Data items
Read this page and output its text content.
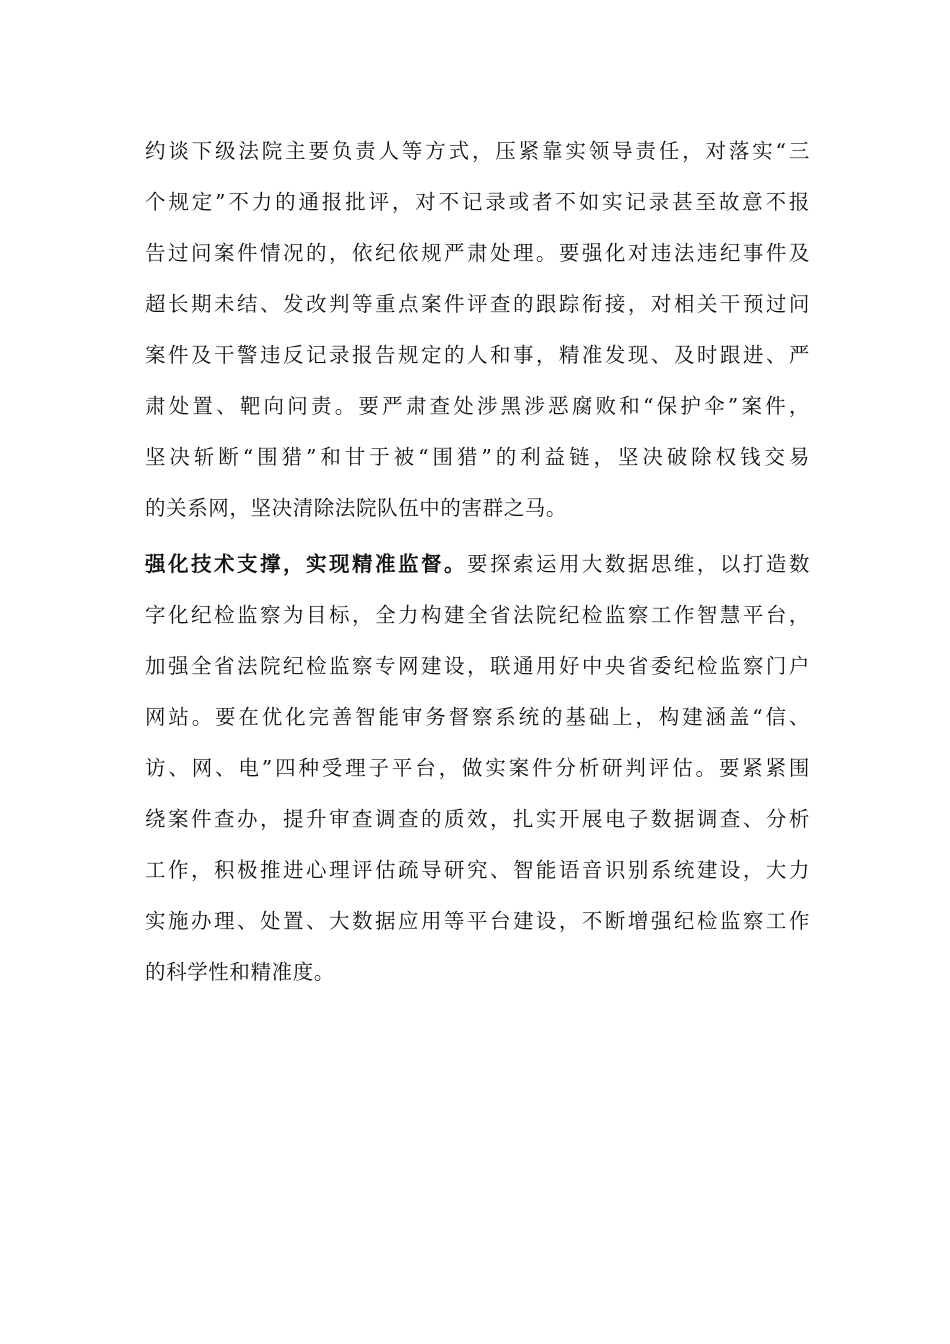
约谈下级法院主要负责人等方式，压紧靠实领导责任，对落实“三
个规定”不力的通报批评，对不记录或者不如实记录甚至故意不报
告过问案件情况的，依纪依规严肃处理。要强化对违法违纪事件及
超长期未结、发改判等重点案件评查的跟踪衔接，对相关干预过问
案件及干警违反记录报告规定的人和事，精准发现、及时跟进、严
肃处置、靶向问责。要严肃查处涉黑涉恶腐败和“保护伞”案件，
坚决斩断“围猎”和甘于被“围猎”的利益链，坚决破除权钱交易
的关系网，坚决清除法院队伍中的害群之马。
强化技术支撑，实现精准监督。要探索运用大数据思维，以打造数
字化纪检监察为目标，全力构建全省法院纪检监察工作智慧平台，
加强全省法院纪检监察专网建设，联通用好中央省委纪检监察门户
网站。要在优化完善智能审务督察系统的基础上，构建涵盖“信、
访、网、电”四种受理子平台，做实案件分析研判评估。要紧紧围
绕案件查办，提升审查调查的质效，扎实开展电子数据调查、分析
工作，积极推进心理评估疏导研究、智能语音识别系统建设，大力
实施办理、处置、大数据应用等平台建设，不断增强纪检监察工作
的科学性和精准度。
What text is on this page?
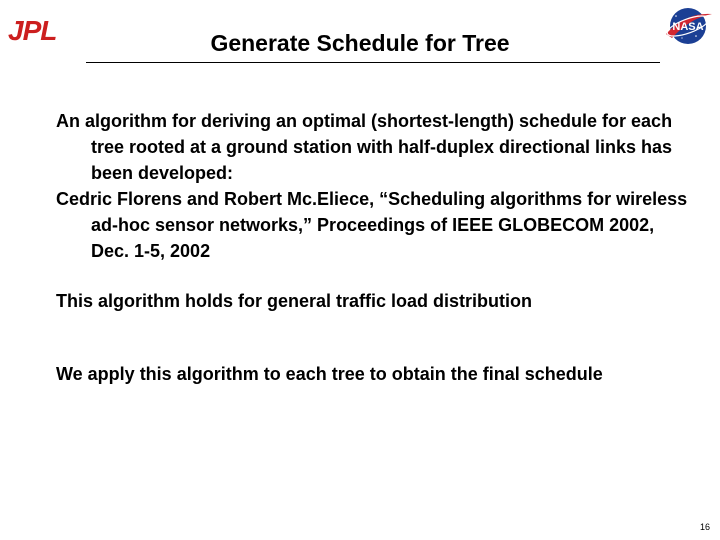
JPL	NASA
Generate Schedule for Tree
An algorithm for deriving an optimal (shortest-length) schedule for each tree rooted at a ground station with half-duplex directional links has been developed:
Cedric Florens and Robert Mc.Eliece, “Scheduling algorithms for wireless ad-hoc sensor networks,” Proceedings of IEEE GLOBECOM 2002, Dec. 1-5, 2002
This algorithm holds for general traffic load distribution
We apply this algorithm to each tree to obtain the final schedule
16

INSTRUCTIONS TO FOLLOW >>
Repeat the data exactly in full, omitting its pictures.

SOLUTION >>
Read this page and output its text content.
约谈下级法院主要负责人等方式，压紧靠实领导责任，对落实“三
个规定”不力的通报批评，对不记录或者不如实记录甚至故意不报
告过问案件情况的，依纪依规严肃处理。要强化对违法违纪事件及
超长期未结、发改判等重点案件评查的跟踪衔接，对相关干预过问
案件及干警违反记录报告规定的人和事，精准发现、及时跟进、严
肃处置、靶向问责。要严肃查处涉黑涉恶腐败和“保护伞”案件，
坚决斩断“围猎”和甘于被“围猎”的利益链，坚决破除权钱交易
的关系网，坚决清除法院队伍中的害群之马。
强化技术支撑，实现精准监督。要探索运用大数据思维，以打造数
字化纪检监察为目标，全力构建全省法院纪检监察工作智慧平台，
加强全省法院纪检监察专网建设，联通用好中央省委纪检监察门户
网站。要在优化完善智能审务督察系统的基础上，构建涵盖“信、
访、网、电”四种受理子平台，做实案件分析研判评估。要紧紧围
绕案件查办，提升审查调查的质效，扎实开展电子数据调查、分析
工作，积极推进心理评估疏导研究、智能语音识别系统建设，大力
实施办理、处置、大数据应用等平台建设，不断增强纪检监察工作
的科学性和精准度。
What text is on this page?
JPL	NASA
Generate Schedule for Tree
An algorithm for deriving an optimal (shortest-length) schedule for each tree rooted at a ground station with half-duplex directional links has been developed:
Cedric Florens and Robert Mc.Eliece, “Scheduling algorithms for wireless ad-hoc sensor networks,” Proceedings of IEEE GLOBECOM 2002, Dec. 1-5, 2002
This algorithm holds for general traffic load distribution
We apply this algorithm to each tree to obtain the final schedule
16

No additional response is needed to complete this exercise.